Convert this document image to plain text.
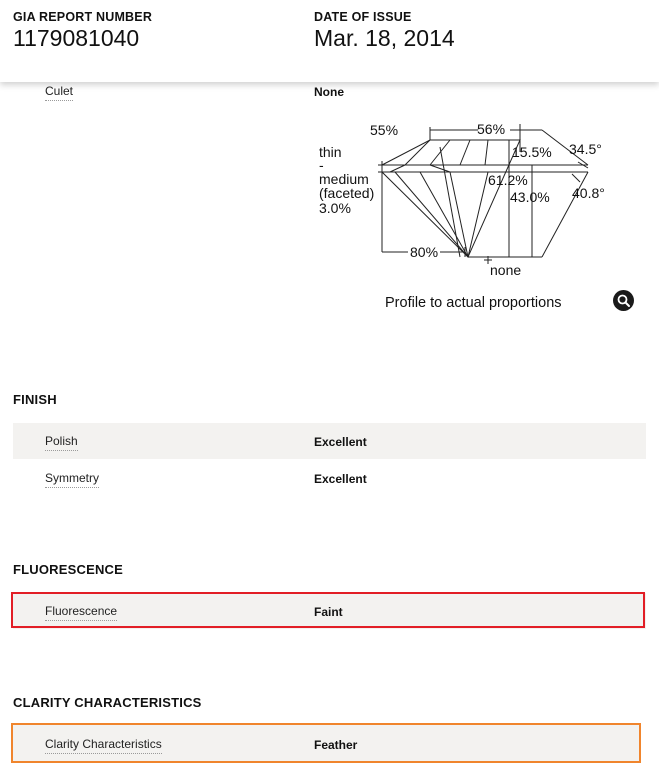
GIA REPORT NUMBER
1179081040
DATE OF ISSUE
Mar. 18, 2014
Culet	None
55%	56%
15.5% 34.5°
thin
-
medium
(faceted)
3.0%
61.2%
43.0% 40.8°
80%
none
Profile to actual proportions
FINISH
Polish	Excellent
Symmetry	Excellent
FLUORESCENCE
Fluorescence	Faint
CLARITY CHARACTERISTICS
Clarity Characteristics	Feather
******************************
Problem requirements:
Set each line of the records down exactly, leaving every picture out.

Result of this exercise:
Convert this document image to plain text.
GIA REPORT NUMBER
1179081040
DATE OF ISSUE
Mar. 18, 2014
Culet	None
55%	56%
15.5% 34.5°
thin
-
medium
(faceted)
3.0%
61.2%
43.0% 40.8°
80%
none
Profile to actual proportions
FINISH
Polish	Excellent
Symmetry	Excellent
FLUORESCENCE
Fluorescence	Faint
CLARITY CHARACTERISTICS
Clarity Characteristics	Feather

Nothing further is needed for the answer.